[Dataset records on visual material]

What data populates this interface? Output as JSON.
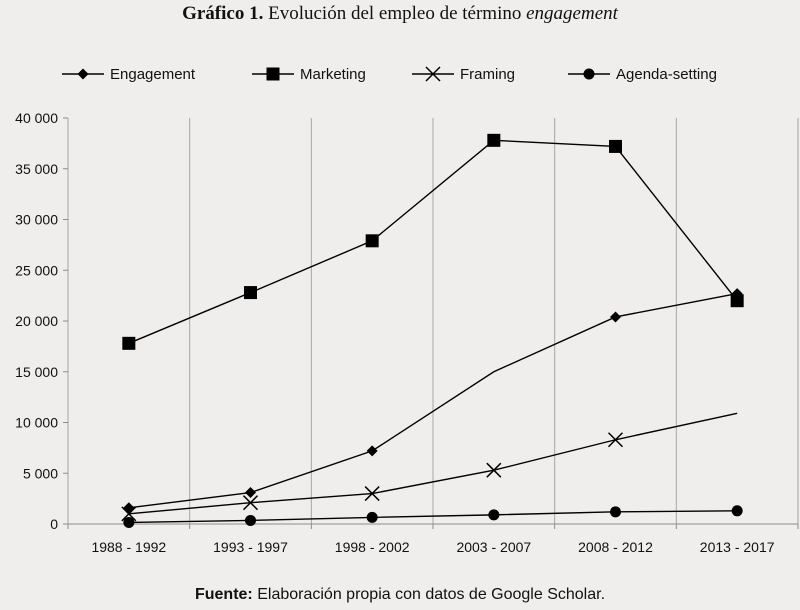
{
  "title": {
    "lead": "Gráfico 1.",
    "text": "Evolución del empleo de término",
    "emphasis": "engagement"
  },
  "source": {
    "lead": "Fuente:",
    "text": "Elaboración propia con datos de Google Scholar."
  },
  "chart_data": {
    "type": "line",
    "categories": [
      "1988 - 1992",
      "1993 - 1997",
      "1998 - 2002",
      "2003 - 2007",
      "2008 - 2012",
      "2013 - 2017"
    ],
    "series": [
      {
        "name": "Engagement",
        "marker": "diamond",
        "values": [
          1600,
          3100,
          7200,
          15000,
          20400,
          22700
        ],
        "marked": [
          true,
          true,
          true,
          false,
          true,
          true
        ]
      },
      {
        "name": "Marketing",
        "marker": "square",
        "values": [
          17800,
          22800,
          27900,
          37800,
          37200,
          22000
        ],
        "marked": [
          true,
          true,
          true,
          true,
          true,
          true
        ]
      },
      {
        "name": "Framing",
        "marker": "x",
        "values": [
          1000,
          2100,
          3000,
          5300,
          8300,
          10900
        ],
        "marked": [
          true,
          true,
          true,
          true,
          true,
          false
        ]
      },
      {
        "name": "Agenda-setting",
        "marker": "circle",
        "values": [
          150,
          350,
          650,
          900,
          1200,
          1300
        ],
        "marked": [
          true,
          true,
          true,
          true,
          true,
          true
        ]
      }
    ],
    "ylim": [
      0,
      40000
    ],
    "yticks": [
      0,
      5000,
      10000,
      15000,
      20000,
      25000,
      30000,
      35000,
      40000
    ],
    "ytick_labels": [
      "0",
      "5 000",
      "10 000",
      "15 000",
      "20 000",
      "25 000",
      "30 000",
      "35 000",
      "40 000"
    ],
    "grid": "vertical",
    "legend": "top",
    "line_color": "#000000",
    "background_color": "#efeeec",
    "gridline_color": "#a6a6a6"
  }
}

## THE TASK
Lines that hold the word "name" are the ones to return, every one of them.

## EXERCISE ANSWER
        "name": "Engagement",
        "name": "Marketing",
        "name": "Framing",
        "name": "Agenda-setting",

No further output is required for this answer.